# DATA SECTION

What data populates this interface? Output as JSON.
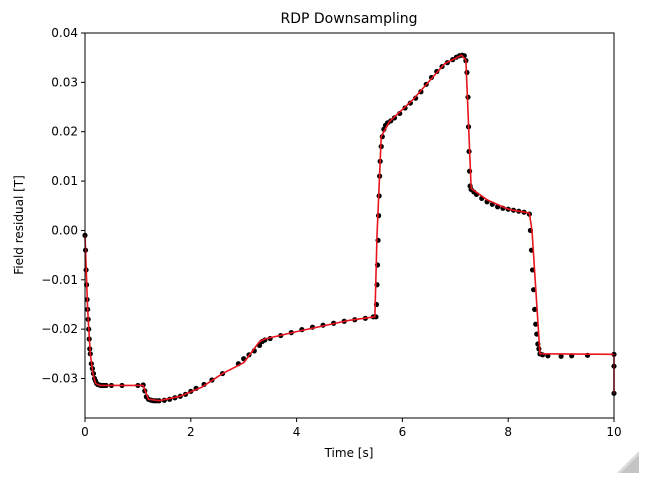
{
  "chart_data": {
    "type": "line",
    "title": "RDP Downsampling",
    "xlabel": "Time [s]",
    "ylabel": "Field residual [T]",
    "xlim": [
      0,
      10
    ],
    "ylim": [
      -0.038,
      0.04
    ],
    "xticks": [
      0,
      2,
      4,
      6,
      8,
      10
    ],
    "xtick_labels": [
      "0",
      "2",
      "4",
      "6",
      "8",
      "10"
    ],
    "yticks": [
      -0.03,
      -0.02,
      -0.01,
      0.0,
      0.01,
      0.02,
      0.03,
      0.04
    ],
    "ytick_labels": [
      "−0.03",
      "−0.02",
      "−0.01",
      "0.00",
      "0.01",
      "0.02",
      "0.03",
      "0.04"
    ],
    "grid": false,
    "series": [
      {
        "style": "points",
        "color": "#000000",
        "x": [
          0,
          0.01,
          0.02,
          0.03,
          0.04,
          0.05,
          0.06,
          0.07,
          0.08,
          0.09,
          0.1,
          0.12,
          0.14,
          0.16,
          0.18,
          0.2,
          0.22,
          0.24,
          0.27,
          0.3,
          0.33,
          0.36,
          0.4,
          0.5,
          0.7,
          1.0,
          1.1,
          1.13,
          1.16,
          1.2,
          1.25,
          1.3,
          1.35,
          1.4,
          1.5,
          1.6,
          1.7,
          1.8,
          1.9,
          2.0,
          2.1,
          2.25,
          2.4,
          2.6,
          2.9,
          3.0,
          3.1,
          3.2,
          3.3,
          3.35,
          3.4,
          3.5,
          3.7,
          3.9,
          4.1,
          4.3,
          4.5,
          4.7,
          4.9,
          5.1,
          5.3,
          5.45,
          5.5,
          5.51,
          5.52,
          5.53,
          5.54,
          5.55,
          5.56,
          5.57,
          5.58,
          5.6,
          5.62,
          5.65,
          5.68,
          5.72,
          5.78,
          5.85,
          5.95,
          6.05,
          6.15,
          6.25,
          6.35,
          6.45,
          6.55,
          6.65,
          6.75,
          6.85,
          6.95,
          7.02,
          7.08,
          7.13,
          7.17,
          7.2,
          7.22,
          7.24,
          7.25,
          7.26,
          7.27,
          7.28,
          7.3,
          7.35,
          7.4,
          7.5,
          7.6,
          7.7,
          7.8,
          7.9,
          8.0,
          8.1,
          8.2,
          8.3,
          8.4,
          8.42,
          8.44,
          8.46,
          8.48,
          8.5,
          8.52,
          8.54,
          8.56,
          8.58,
          8.6,
          8.65,
          8.75,
          9.0,
          9.2,
          9.5,
          10.0,
          10.0,
          10.0
        ],
        "y": [
          -0.001,
          -0.004,
          -0.008,
          -0.011,
          -0.014,
          -0.016,
          -0.018,
          -0.02,
          -0.022,
          -0.024,
          -0.025,
          -0.027,
          -0.028,
          -0.029,
          -0.03,
          -0.0305,
          -0.031,
          -0.0312,
          -0.0313,
          -0.0314,
          -0.0314,
          -0.0314,
          -0.0314,
          -0.0314,
          -0.0314,
          -0.0314,
          -0.0313,
          -0.0325,
          -0.0337,
          -0.0342,
          -0.0344,
          -0.0345,
          -0.0345,
          -0.0345,
          -0.0344,
          -0.0342,
          -0.0339,
          -0.0336,
          -0.0332,
          -0.0326,
          -0.032,
          -0.0312,
          -0.0303,
          -0.029,
          -0.027,
          -0.026,
          -0.0252,
          -0.0244,
          -0.0233,
          -0.0225,
          -0.0222,
          -0.0219,
          -0.0213,
          -0.0207,
          -0.0201,
          -0.0196,
          -0.0192,
          -0.0188,
          -0.0184,
          -0.0181,
          -0.0178,
          -0.0175,
          -0.0175,
          -0.015,
          -0.011,
          -0.007,
          -0.002,
          0.003,
          0.007,
          0.011,
          0.014,
          0.017,
          0.019,
          0.0205,
          0.0213,
          0.0218,
          0.0222,
          0.0228,
          0.0237,
          0.0248,
          0.0258,
          0.0268,
          0.0281,
          0.0296,
          0.031,
          0.0322,
          0.0332,
          0.034,
          0.0346,
          0.0351,
          0.0354,
          0.0355,
          0.0354,
          0.0344,
          0.032,
          0.027,
          0.021,
          0.016,
          0.012,
          0.009,
          0.0083,
          0.0078,
          0.0073,
          0.0065,
          0.0058,
          0.0053,
          0.0048,
          0.0045,
          0.0043,
          0.0041,
          0.0039,
          0.0037,
          0.0033,
          0.0,
          -0.004,
          -0.008,
          -0.012,
          -0.016,
          -0.019,
          -0.021,
          -0.023,
          -0.024,
          -0.025,
          -0.0252,
          -0.0254,
          -0.0255,
          -0.0254,
          -0.0253,
          -0.0251,
          -0.0275,
          -0.033
        ]
      },
      {
        "style": "line",
        "color": "#e8141e",
        "x": [
          0,
          0.05,
          0.1,
          0.15,
          0.2,
          0.28,
          0.35,
          0.5,
          1.1,
          1.2,
          1.4,
          1.8,
          2.2,
          2.6,
          3.0,
          3.3,
          3.4,
          4.0,
          5.0,
          5.48,
          5.52,
          5.6,
          5.75,
          6.2,
          6.8,
          7.12,
          7.2,
          7.3,
          7.6,
          8.0,
          8.4,
          8.45,
          8.6,
          10.0,
          10.0
        ],
        "y": [
          -0.001,
          -0.016,
          -0.025,
          -0.029,
          -0.031,
          -0.0314,
          -0.0314,
          -0.0314,
          -0.0314,
          -0.0342,
          -0.0345,
          -0.0336,
          -0.0318,
          -0.029,
          -0.0268,
          -0.0225,
          -0.022,
          -0.0205,
          -0.0182,
          -0.0175,
          -0.001,
          0.019,
          0.022,
          0.0265,
          0.0338,
          0.0355,
          0.0345,
          0.0085,
          0.0062,
          0.0043,
          0.0035,
          0.0,
          -0.025,
          -0.0251,
          -0.033
        ]
      }
    ]
  }
}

# SET PROBLEM
Repeat the data exactly, without the pictures.

# TASK SOLUTION
What data populates this interface? Output as JSON.
{
  "chart_data": {
    "type": "line",
    "title": "RDP Downsampling",
    "xlabel": "Time [s]",
    "ylabel": "Field residual [T]",
    "xlim": [
      0,
      10
    ],
    "ylim": [
      -0.038,
      0.04
    ],
    "xticks": [
      0,
      2,
      4,
      6,
      8,
      10
    ],
    "xtick_labels": [
      "0",
      "2",
      "4",
      "6",
      "8",
      "10"
    ],
    "yticks": [
      -0.03,
      -0.02,
      -0.01,
      0.0,
      0.01,
      0.02,
      0.03,
      0.04
    ],
    "ytick_labels": [
      "−0.03",
      "−0.02",
      "−0.01",
      "0.00",
      "0.01",
      "0.02",
      "0.03",
      "0.04"
    ],
    "grid": false,
    "series": [
      {
        "style": "points",
        "color": "#000000",
        "x": [
          0,
          0.01,
          0.02,
          0.03,
          0.04,
          0.05,
          0.06,
          0.07,
          0.08,
          0.09,
          0.1,
          0.12,
          0.14,
          0.16,
          0.18,
          0.2,
          0.22,
          0.24,
          0.27,
          0.3,
          0.33,
          0.36,
          0.4,
          0.5,
          0.7,
          1.0,
          1.1,
          1.13,
          1.16,
          1.2,
          1.25,
          1.3,
          1.35,
          1.4,
          1.5,
          1.6,
          1.7,
          1.8,
          1.9,
          2.0,
          2.1,
          2.25,
          2.4,
          2.6,
          2.9,
          3.0,
          3.1,
          3.2,
          3.3,
          3.35,
          3.4,
          3.5,
          3.7,
          3.9,
          4.1,
          4.3,
          4.5,
          4.7,
          4.9,
          5.1,
          5.3,
          5.45,
          5.5,
          5.51,
          5.52,
          5.53,
          5.54,
          5.55,
          5.56,
          5.57,
          5.58,
          5.6,
          5.62,
          5.65,
          5.68,
          5.72,
          5.78,
          5.85,
          5.95,
          6.05,
          6.15,
          6.25,
          6.35,
          6.45,
          6.55,
          6.65,
          6.75,
          6.85,
          6.95,
          7.02,
          7.08,
          7.13,
          7.17,
          7.2,
          7.22,
          7.24,
          7.25,
          7.26,
          7.27,
          7.28,
          7.3,
          7.35,
          7.4,
          7.5,
          7.6,
          7.7,
          7.8,
          7.9,
          8.0,
          8.1,
          8.2,
          8.3,
          8.4,
          8.42,
          8.44,
          8.46,
          8.48,
          8.5,
          8.52,
          8.54,
          8.56,
          8.58,
          8.6,
          8.65,
          8.75,
          9.0,
          9.2,
          9.5,
          10.0,
          10.0,
          10.0
        ],
        "y": [
          -0.001,
          -0.004,
          -0.008,
          -0.011,
          -0.014,
          -0.016,
          -0.018,
          -0.02,
          -0.022,
          -0.024,
          -0.025,
          -0.027,
          -0.028,
          -0.029,
          -0.03,
          -0.0305,
          -0.031,
          -0.0312,
          -0.0313,
          -0.0314,
          -0.0314,
          -0.0314,
          -0.0314,
          -0.0314,
          -0.0314,
          -0.0314,
          -0.0313,
          -0.0325,
          -0.0337,
          -0.0342,
          -0.0344,
          -0.0345,
          -0.0345,
          -0.0345,
          -0.0344,
          -0.0342,
          -0.0339,
          -0.0336,
          -0.0332,
          -0.0326,
          -0.032,
          -0.0312,
          -0.0303,
          -0.029,
          -0.027,
          -0.026,
          -0.0252,
          -0.0244,
          -0.0233,
          -0.0225,
          -0.0222,
          -0.0219,
          -0.0213,
          -0.0207,
          -0.0201,
          -0.0196,
          -0.0192,
          -0.0188,
          -0.0184,
          -0.0181,
          -0.0178,
          -0.0175,
          -0.0175,
          -0.015,
          -0.011,
          -0.007,
          -0.002,
          0.003,
          0.007,
          0.011,
          0.014,
          0.017,
          0.019,
          0.0205,
          0.0213,
          0.0218,
          0.0222,
          0.0228,
          0.0237,
          0.0248,
          0.0258,
          0.0268,
          0.0281,
          0.0296,
          0.031,
          0.0322,
          0.0332,
          0.034,
          0.0346,
          0.0351,
          0.0354,
          0.0355,
          0.0354,
          0.0344,
          0.032,
          0.027,
          0.021,
          0.016,
          0.012,
          0.009,
          0.0083,
          0.0078,
          0.0073,
          0.0065,
          0.0058,
          0.0053,
          0.0048,
          0.0045,
          0.0043,
          0.0041,
          0.0039,
          0.0037,
          0.0033,
          0.0,
          -0.004,
          -0.008,
          -0.012,
          -0.016,
          -0.019,
          -0.021,
          -0.023,
          -0.024,
          -0.025,
          -0.0252,
          -0.0254,
          -0.0255,
          -0.0254,
          -0.0253,
          -0.0251,
          -0.0275,
          -0.033
        ]
      },
      {
        "style": "line",
        "color": "#e8141e",
        "x": [
          0,
          0.05,
          0.1,
          0.15,
          0.2,
          0.28,
          0.35,
          0.5,
          1.1,
          1.2,
          1.4,
          1.8,
          2.2,
          2.6,
          3.0,
          3.3,
          3.4,
          4.0,
          5.0,
          5.48,
          5.52,
          5.6,
          5.75,
          6.2,
          6.8,
          7.12,
          7.2,
          7.3,
          7.6,
          8.0,
          8.4,
          8.45,
          8.6,
          10.0,
          10.0
        ],
        "y": [
          -0.001,
          -0.016,
          -0.025,
          -0.029,
          -0.031,
          -0.0314,
          -0.0314,
          -0.0314,
          -0.0314,
          -0.0342,
          -0.0345,
          -0.0336,
          -0.0318,
          -0.029,
          -0.0268,
          -0.0225,
          -0.022,
          -0.0205,
          -0.0182,
          -0.0175,
          -0.001,
          0.019,
          0.022,
          0.0265,
          0.0338,
          0.0355,
          0.0345,
          0.0085,
          0.0062,
          0.0043,
          0.0035,
          0.0,
          -0.025,
          -0.0251,
          -0.033
        ]
      }
    ]
  }
}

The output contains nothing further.